■ WHAT YOU ARE ASKED TO DO ■
Report every line in the listing that contains the string "into".

■ SOURCE MATERIAL ■

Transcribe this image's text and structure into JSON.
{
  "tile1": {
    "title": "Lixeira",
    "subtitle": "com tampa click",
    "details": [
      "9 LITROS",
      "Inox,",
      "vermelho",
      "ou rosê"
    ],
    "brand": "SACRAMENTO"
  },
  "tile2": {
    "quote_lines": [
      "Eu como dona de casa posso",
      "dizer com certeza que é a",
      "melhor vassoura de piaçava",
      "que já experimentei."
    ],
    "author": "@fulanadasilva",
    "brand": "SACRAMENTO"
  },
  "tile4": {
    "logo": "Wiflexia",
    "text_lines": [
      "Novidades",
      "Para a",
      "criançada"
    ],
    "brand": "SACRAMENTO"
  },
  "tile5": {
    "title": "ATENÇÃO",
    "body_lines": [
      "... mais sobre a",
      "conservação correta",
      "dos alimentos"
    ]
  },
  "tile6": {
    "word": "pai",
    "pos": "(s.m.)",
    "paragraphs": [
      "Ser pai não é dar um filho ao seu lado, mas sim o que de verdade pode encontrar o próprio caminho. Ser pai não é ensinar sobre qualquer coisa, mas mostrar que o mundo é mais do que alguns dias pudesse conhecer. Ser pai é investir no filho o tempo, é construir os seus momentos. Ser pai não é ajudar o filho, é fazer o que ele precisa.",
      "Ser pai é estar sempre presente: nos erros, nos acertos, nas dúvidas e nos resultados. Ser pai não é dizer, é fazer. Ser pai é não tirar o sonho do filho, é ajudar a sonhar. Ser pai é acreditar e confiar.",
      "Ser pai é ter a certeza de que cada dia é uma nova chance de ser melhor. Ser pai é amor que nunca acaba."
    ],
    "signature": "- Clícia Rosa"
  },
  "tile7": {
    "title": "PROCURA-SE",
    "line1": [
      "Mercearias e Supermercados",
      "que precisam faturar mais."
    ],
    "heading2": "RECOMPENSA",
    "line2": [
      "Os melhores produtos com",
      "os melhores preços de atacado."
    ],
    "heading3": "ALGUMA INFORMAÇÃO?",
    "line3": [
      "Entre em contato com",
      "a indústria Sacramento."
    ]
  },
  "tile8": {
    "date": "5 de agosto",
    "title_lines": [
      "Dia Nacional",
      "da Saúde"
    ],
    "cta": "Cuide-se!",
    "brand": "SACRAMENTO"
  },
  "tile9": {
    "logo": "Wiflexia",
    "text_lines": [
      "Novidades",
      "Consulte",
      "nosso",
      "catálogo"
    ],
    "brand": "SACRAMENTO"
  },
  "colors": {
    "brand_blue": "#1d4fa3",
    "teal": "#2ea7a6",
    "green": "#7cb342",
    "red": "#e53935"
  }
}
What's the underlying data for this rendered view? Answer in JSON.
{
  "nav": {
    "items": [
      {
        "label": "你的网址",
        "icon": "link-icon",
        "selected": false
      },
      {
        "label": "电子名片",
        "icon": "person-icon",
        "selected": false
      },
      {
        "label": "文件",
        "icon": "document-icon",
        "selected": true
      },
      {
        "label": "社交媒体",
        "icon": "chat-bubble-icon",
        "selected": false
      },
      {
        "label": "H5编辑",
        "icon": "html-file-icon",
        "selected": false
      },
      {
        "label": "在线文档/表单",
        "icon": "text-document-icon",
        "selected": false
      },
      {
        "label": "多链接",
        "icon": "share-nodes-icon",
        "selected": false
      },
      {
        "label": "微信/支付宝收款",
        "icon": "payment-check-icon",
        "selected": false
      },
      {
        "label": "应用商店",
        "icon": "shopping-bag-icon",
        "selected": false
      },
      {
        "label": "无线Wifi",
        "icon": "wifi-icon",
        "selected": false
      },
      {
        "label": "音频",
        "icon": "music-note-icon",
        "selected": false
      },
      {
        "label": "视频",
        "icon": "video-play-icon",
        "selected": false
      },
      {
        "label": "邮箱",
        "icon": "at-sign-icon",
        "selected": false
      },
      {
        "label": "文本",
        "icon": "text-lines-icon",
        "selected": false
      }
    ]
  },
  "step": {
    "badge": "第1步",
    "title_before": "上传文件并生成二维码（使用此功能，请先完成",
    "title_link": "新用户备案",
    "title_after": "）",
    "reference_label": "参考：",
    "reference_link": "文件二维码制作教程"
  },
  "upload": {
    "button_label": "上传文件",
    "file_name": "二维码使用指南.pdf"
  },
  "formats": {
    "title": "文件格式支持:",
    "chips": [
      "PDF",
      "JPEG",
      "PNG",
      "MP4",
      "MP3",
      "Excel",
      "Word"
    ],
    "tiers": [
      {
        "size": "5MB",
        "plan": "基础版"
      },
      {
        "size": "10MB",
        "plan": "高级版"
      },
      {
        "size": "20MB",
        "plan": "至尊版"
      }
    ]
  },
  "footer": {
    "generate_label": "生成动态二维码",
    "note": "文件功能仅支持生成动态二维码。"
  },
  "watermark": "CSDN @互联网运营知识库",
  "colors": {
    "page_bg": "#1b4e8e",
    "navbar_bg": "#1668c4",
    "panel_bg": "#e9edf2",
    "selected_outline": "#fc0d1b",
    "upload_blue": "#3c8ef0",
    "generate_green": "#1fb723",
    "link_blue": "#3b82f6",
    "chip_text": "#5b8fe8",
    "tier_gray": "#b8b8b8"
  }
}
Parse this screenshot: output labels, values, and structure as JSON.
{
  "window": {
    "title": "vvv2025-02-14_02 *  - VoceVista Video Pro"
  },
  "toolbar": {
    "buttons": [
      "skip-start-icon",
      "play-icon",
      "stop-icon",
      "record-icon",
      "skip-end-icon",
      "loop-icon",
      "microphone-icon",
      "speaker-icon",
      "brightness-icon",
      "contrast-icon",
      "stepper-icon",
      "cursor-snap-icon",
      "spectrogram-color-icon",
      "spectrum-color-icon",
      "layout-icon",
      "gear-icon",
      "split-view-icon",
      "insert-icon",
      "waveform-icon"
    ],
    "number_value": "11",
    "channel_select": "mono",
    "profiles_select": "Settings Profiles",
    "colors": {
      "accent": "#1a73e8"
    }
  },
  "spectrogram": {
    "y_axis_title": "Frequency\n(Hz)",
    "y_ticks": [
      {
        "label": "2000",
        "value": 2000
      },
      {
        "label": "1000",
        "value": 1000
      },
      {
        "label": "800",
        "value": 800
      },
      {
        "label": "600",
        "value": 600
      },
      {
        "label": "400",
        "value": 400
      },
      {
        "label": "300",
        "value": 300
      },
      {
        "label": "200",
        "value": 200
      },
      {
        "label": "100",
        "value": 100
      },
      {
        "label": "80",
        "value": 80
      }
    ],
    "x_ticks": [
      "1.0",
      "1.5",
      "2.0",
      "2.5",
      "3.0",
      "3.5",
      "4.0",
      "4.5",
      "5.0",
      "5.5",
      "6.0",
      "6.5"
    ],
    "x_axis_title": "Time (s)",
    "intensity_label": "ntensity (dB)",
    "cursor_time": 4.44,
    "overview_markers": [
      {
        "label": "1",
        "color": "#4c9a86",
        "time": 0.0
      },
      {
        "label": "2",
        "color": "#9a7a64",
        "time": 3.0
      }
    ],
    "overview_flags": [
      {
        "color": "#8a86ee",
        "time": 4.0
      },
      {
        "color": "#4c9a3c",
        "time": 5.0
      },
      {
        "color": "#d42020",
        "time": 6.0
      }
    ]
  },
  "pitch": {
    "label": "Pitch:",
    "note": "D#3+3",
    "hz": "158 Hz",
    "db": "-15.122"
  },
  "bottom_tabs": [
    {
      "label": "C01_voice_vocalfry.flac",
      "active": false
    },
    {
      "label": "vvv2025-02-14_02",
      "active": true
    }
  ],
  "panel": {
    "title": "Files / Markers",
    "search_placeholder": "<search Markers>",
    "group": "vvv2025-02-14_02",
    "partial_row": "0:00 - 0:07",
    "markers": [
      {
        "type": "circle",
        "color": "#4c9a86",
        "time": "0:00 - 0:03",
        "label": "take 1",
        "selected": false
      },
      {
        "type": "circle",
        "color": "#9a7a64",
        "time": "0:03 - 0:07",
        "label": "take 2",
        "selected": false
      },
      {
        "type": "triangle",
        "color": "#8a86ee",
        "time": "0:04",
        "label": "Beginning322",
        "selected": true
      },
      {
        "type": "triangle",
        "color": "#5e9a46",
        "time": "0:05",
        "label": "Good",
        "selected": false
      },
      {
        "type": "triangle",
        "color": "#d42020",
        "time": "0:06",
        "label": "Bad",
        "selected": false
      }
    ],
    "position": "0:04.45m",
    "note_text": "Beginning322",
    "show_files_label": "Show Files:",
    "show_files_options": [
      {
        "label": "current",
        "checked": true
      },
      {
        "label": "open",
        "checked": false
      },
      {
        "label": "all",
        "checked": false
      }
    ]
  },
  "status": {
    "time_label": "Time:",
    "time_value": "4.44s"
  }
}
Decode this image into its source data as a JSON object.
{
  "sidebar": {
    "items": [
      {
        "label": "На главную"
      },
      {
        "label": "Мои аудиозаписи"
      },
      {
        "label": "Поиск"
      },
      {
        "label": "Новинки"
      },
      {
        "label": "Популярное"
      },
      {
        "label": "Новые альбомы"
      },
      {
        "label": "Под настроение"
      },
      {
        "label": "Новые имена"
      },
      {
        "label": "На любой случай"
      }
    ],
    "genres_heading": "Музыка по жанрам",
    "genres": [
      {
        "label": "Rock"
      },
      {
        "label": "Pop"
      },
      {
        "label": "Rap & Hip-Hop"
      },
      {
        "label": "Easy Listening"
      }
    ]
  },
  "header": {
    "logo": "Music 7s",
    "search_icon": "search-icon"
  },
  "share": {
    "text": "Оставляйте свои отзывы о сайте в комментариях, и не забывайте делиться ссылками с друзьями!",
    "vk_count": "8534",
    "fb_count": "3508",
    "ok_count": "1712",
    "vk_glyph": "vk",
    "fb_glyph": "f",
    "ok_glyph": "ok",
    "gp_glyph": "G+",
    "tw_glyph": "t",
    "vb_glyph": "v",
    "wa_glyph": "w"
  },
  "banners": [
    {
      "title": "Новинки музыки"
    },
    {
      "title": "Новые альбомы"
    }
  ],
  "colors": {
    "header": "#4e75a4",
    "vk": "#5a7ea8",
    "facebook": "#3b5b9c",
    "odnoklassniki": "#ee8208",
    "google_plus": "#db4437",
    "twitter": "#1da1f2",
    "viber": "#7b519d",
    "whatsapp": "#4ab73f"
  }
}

■ EXERCISE RESULT ■
Transcribe this image's text and structure into JSON.
Decode this image into its source data as a JSON object.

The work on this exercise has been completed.